* _To be done_
Return each line of the material verbatim.

○ ○ ○

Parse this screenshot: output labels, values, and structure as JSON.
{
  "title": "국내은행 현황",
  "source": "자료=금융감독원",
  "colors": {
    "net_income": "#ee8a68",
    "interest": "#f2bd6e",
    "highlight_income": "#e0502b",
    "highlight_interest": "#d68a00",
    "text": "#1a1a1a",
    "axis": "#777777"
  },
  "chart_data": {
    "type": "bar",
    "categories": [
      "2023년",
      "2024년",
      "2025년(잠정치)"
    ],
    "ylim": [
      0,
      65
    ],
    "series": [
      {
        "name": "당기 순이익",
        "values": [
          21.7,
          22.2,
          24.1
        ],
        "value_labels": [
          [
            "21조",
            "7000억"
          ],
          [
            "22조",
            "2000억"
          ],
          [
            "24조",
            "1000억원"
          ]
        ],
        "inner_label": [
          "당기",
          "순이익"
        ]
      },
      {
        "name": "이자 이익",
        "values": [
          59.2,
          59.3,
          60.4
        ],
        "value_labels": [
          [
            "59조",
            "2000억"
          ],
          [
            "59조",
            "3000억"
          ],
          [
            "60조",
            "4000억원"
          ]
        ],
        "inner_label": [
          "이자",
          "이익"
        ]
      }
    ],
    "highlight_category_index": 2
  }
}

○ ○ ○

* _Reply_
Parse this screenshot: output labels, values, and structure as JSON.
{
  "title": "국내은행 현황",
  "source": "자료=금융감독원",
  "colors": {
    "net_income": "#ee8a68",
    "interest": "#f2bd6e",
    "highlight_income": "#e0502b",
    "highlight_interest": "#d68a00",
    "text": "#1a1a1a",
    "axis": "#777777"
  },
  "chart_data": {
    "type": "bar",
    "categories": [
      "2023년",
      "2024년",
      "2025년(잠정치)"
    ],
    "ylim": [
      0,
      65
    ],
    "series": [
      {
        "name": "당기 순이익",
        "values": [
          21.7,
          22.2,
          24.1
        ],
        "value_labels": [
          [
            "21조",
            "7000억"
          ],
          [
            "22조",
            "2000억"
          ],
          [
            "24조",
            "1000억원"
          ]
        ],
        "inner_label": [
          "당기",
          "순이익"
        ]
      },
      {
        "name": "이자 이익",
        "values": [
          59.2,
          59.3,
          60.4
        ],
        "value_labels": [
          [
            "59조",
            "2000억"
          ],
          [
            "59조",
            "3000억"
          ],
          [
            "60조",
            "4000억원"
          ]
        ],
        "inner_label": [
          "이자",
          "이익"
        ]
      }
    ],
    "highlight_category_index": 2
  }
}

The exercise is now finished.